*What is required*. Each entry must appear again exactly as it does in the source.
· · · · ·
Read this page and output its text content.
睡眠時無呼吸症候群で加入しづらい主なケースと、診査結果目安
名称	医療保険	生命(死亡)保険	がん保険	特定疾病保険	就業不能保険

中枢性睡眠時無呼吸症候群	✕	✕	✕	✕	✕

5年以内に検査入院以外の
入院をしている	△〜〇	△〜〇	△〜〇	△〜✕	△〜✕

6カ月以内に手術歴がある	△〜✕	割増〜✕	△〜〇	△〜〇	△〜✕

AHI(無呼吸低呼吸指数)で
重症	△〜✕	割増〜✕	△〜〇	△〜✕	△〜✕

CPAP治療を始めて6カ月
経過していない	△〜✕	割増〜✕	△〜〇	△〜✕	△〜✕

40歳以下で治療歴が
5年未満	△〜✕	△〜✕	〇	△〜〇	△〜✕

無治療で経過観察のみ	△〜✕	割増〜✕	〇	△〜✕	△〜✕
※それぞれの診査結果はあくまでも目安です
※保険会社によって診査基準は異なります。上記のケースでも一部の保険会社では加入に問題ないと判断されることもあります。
· · · · ·
*Result for this exercise*.
Read this page and output its text content.
睡眠時無呼吸症候群で加入しづらい主なケースと、診査結果目安
名称	医療保険	生命(死亡)保険	がん保険	特定疾病保険	就業不能保険

中枢性睡眠時無呼吸症候群	✕	✕	✕	✕	✕

5年以内に検査入院以外の
入院をしている	△〜〇	△〜〇	△〜〇	△〜✕	△〜✕

6カ月以内に手術歴がある	△〜✕	割増〜✕	△〜〇	△〜〇	△〜✕

AHI(無呼吸低呼吸指数)で
重症	△〜✕	割増〜✕	△〜〇	△〜✕	△〜✕

CPAP治療を始めて6カ月
経過していない	△〜✕	割増〜✕	△〜〇	△〜✕	△〜✕

40歳以下で治療歴が
5年未満	△〜✕	△〜✕	〇	△〜〇	△〜✕

無治療で経過観察のみ	△〜✕	割増〜✕	〇	△〜✕	△〜✕
※それぞれの診査結果はあくまでも目安です
※保険会社によって診査基準は異なります。上記のケースでも一部の保険会社では加入に問題ないと判断されることもあります。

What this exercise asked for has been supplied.